> _STATED PROBLEM_
Write out all of the entries that follow, word for word, but skip the pictures.

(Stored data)
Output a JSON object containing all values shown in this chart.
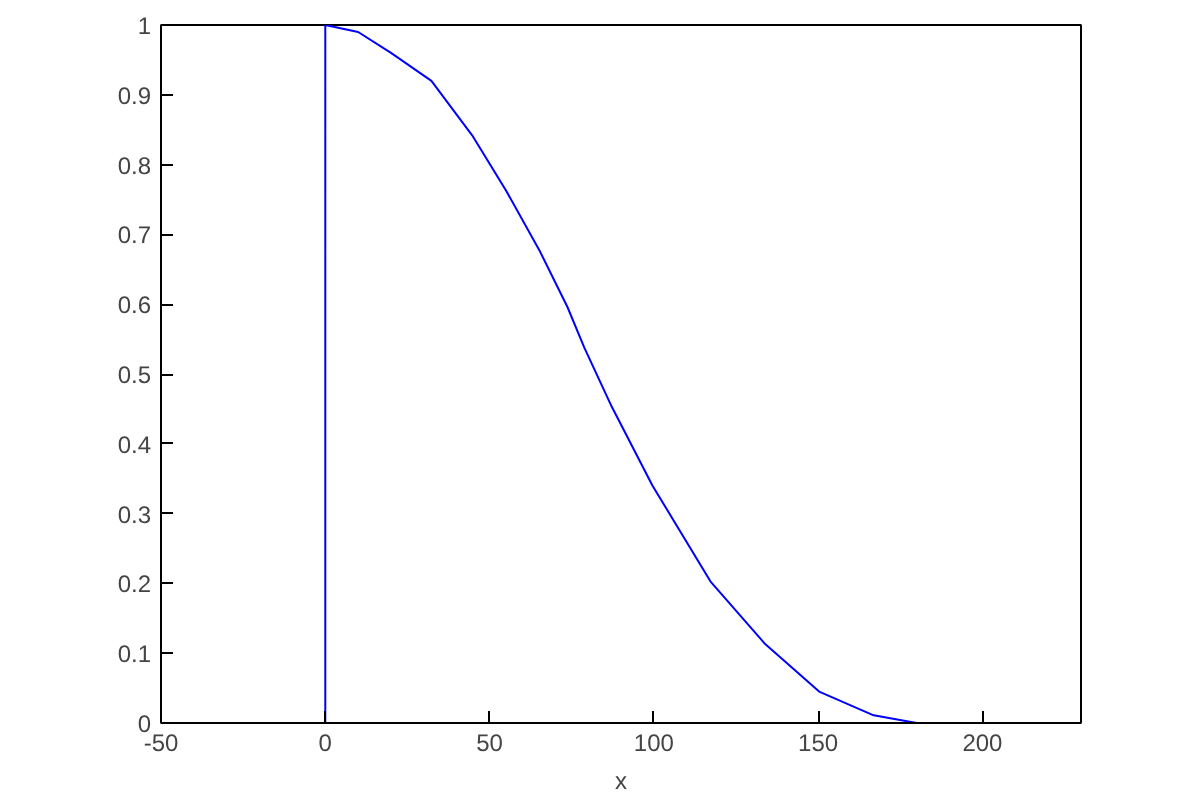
{
  "chart_data": {
    "type": "line",
    "xlabel": "x",
    "xlim": [
      -50,
      230
    ],
    "ylim": [
      0,
      1
    ],
    "xticks": [
      -50,
      0,
      50,
      100,
      150,
      200
    ],
    "yticks": [
      0,
      0.1,
      0.2,
      0.3,
      0.4,
      0.5,
      0.6,
      0.7,
      0.8,
      0.9,
      1
    ],
    "grid": false,
    "marker": "none",
    "line_style": "solid",
    "series": [
      {
        "color": "#0000ff",
        "x": [
          0,
          0,
          10,
          20,
          32.3,
          44.7,
          55,
          65.4,
          73.7,
          78.9,
          87.2,
          99.6,
          117.2,
          133.7,
          150.3,
          166.9,
          180
        ],
        "values": [
          0,
          1,
          0.99,
          0.96,
          0.92,
          0.842,
          0.763,
          0.675,
          0.596,
          0.537,
          0.453,
          0.34,
          0.203,
          0.114,
          0.045,
          0.011,
          0
        ]
      }
    ]
  }
}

> _COMPLETE OUTPUT_
Output a JSON object containing all values shown in this chart.
{
  "chart_data": {
    "type": "line",
    "xlabel": "x",
    "xlim": [
      -50,
      230
    ],
    "ylim": [
      0,
      1
    ],
    "xticks": [
      -50,
      0,
      50,
      100,
      150,
      200
    ],
    "yticks": [
      0,
      0.1,
      0.2,
      0.3,
      0.4,
      0.5,
      0.6,
      0.7,
      0.8,
      0.9,
      1
    ],
    "grid": false,
    "marker": "none",
    "line_style": "solid",
    "series": [
      {
        "color": "#0000ff",
        "x": [
          0,
          0,
          10,
          20,
          32.3,
          44.7,
          55,
          65.4,
          73.7,
          78.9,
          87.2,
          99.6,
          117.2,
          133.7,
          150.3,
          166.9,
          180
        ],
        "values": [
          0,
          1,
          0.99,
          0.96,
          0.92,
          0.842,
          0.763,
          0.675,
          0.596,
          0.537,
          0.453,
          0.34,
          0.203,
          0.114,
          0.045,
          0.011,
          0
        ]
      }
    ]
  }
}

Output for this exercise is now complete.